***** Supplied data

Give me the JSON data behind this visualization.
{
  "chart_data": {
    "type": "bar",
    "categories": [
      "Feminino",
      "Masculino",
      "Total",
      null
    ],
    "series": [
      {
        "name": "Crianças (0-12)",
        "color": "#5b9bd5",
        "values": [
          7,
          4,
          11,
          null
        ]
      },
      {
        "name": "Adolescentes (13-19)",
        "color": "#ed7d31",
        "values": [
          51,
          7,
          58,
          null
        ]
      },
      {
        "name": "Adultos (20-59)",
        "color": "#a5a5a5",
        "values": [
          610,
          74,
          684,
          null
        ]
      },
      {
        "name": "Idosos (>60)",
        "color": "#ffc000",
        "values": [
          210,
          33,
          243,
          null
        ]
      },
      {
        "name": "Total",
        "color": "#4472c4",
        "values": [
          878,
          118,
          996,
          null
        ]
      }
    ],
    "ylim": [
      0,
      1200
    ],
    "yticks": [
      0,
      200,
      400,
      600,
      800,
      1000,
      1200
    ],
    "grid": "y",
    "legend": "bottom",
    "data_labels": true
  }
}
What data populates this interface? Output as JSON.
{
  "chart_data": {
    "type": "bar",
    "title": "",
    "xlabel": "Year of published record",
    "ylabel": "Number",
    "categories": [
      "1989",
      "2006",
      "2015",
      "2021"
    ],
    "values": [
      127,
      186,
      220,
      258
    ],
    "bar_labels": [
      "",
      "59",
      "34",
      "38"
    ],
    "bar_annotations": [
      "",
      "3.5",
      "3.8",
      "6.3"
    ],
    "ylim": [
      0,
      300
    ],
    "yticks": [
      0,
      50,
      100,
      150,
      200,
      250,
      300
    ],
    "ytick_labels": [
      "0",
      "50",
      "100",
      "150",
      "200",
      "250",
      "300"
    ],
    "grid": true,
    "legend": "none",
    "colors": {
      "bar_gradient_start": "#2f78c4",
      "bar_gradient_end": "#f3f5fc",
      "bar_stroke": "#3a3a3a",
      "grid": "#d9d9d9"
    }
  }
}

**********

Written task
The entries above must be returned in full, exactly as shown.

Solution to the problem
Give me the JSON data behind this visualization.
{
  "chart_data": {
    "type": "bar",
    "categories": [
      "Feminino",
      "Masculino",
      "Total",
      null
    ],
    "series": [
      {
        "name": "Crianças (0-12)",
        "color": "#5b9bd5",
        "values": [
          7,
          4,
          11,
          null
        ]
      },
      {
        "name": "Adolescentes (13-19)",
        "color": "#ed7d31",
        "values": [
          51,
          7,
          58,
          null
        ]
      },
      {
        "name": "Adultos (20-59)",
        "color": "#a5a5a5",
        "values": [
          610,
          74,
          684,
          null
        ]
      },
      {
        "name": "Idosos (>60)",
        "color": "#ffc000",
        "values": [
          210,
          33,
          243,
          null
        ]
      },
      {
        "name": "Total",
        "color": "#4472c4",
        "values": [
          878,
          118,
          996,
          null
        ]
      }
    ],
    "ylim": [
      0,
      1200
    ],
    "yticks": [
      0,
      200,
      400,
      600,
      800,
      1000,
      1200
    ],
    "grid": "y",
    "legend": "bottom",
    "data_labels": true
  }
}
What data populates this interface? Output as JSON.
{
  "chart_data": {
    "type": "bar",
    "title": "",
    "xlabel": "Year of published record",
    "ylabel": "Number",
    "categories": [
      "1989",
      "2006",
      "2015",
      "2021"
    ],
    "values": [
      127,
      186,
      220,
      258
    ],
    "bar_labels": [
      "",
      "59",
      "34",
      "38"
    ],
    "bar_annotations": [
      "",
      "3.5",
      "3.8",
      "6.3"
    ],
    "ylim": [
      0,
      300
    ],
    "yticks": [
      0,
      50,
      100,
      150,
      200,
      250,
      300
    ],
    "ytick_labels": [
      "0",
      "50",
      "100",
      "150",
      "200",
      "250",
      "300"
    ],
    "grid": true,
    "legend": "none",
    "colors": {
      "bar_gradient_start": "#2f78c4",
      "bar_gradient_end": "#f3f5fc",
      "bar_stroke": "#3a3a3a",
      "grid": "#d9d9d9"
    }
  }
}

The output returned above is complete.